Work to be completed: Exactly reproduce the line that contains "Transcribe this image's" and all lines after it in the entries below, through the very last line.

Material for the task:
Begin

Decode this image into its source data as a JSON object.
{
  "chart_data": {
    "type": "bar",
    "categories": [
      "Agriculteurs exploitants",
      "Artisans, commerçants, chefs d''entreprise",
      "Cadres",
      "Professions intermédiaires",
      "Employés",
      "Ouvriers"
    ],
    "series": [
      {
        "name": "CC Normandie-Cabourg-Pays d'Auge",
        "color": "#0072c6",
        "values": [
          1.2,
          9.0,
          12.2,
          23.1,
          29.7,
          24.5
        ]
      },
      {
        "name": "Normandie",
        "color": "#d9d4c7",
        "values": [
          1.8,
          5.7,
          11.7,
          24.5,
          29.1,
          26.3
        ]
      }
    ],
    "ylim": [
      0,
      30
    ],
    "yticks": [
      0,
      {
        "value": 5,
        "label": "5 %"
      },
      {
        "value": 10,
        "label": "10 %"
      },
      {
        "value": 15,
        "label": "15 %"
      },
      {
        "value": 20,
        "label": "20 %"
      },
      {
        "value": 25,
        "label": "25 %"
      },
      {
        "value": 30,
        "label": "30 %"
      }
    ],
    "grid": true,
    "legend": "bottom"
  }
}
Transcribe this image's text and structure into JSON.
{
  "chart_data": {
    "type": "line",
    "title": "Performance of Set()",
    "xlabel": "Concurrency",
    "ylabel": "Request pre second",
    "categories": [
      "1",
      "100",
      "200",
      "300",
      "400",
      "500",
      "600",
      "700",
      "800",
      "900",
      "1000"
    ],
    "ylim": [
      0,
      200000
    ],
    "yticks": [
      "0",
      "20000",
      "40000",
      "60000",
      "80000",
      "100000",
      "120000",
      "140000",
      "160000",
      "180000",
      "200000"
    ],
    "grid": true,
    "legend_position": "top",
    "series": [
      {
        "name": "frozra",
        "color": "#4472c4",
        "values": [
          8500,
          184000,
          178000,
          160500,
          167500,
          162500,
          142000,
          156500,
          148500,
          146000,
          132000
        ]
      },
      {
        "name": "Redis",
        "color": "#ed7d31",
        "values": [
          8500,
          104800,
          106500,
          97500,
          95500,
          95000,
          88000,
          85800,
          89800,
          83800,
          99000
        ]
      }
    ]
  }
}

End

Task solution:
Transcribe this image's text and structure into JSON.
{
  "chart_data": {
    "type": "line",
    "title": "Performance of Set()",
    "xlabel": "Concurrency",
    "ylabel": "Request pre second",
    "categories": [
      "1",
      "100",
      "200",
      "300",
      "400",
      "500",
      "600",
      "700",
      "800",
      "900",
      "1000"
    ],
    "ylim": [
      0,
      200000
    ],
    "yticks": [
      "0",
      "20000",
      "40000",
      "60000",
      "80000",
      "100000",
      "120000",
      "140000",
      "160000",
      "180000",
      "200000"
    ],
    "grid": true,
    "legend_position": "top",
    "series": [
      {
        "name": "frozra",
        "color": "#4472c4",
        "values": [
          8500,
          184000,
          178000,
          160500,
          167500,
          162500,
          142000,
          156500,
          148500,
          146000,
          132000
        ]
      },
      {
        "name": "Redis",
        "color": "#ed7d31",
        "values": [
          8500,
          104800,
          106500,
          97500,
          95500,
          95000,
          88000,
          85800,
          89800,
          83800,
          99000
        ]
      }
    ]
  }
}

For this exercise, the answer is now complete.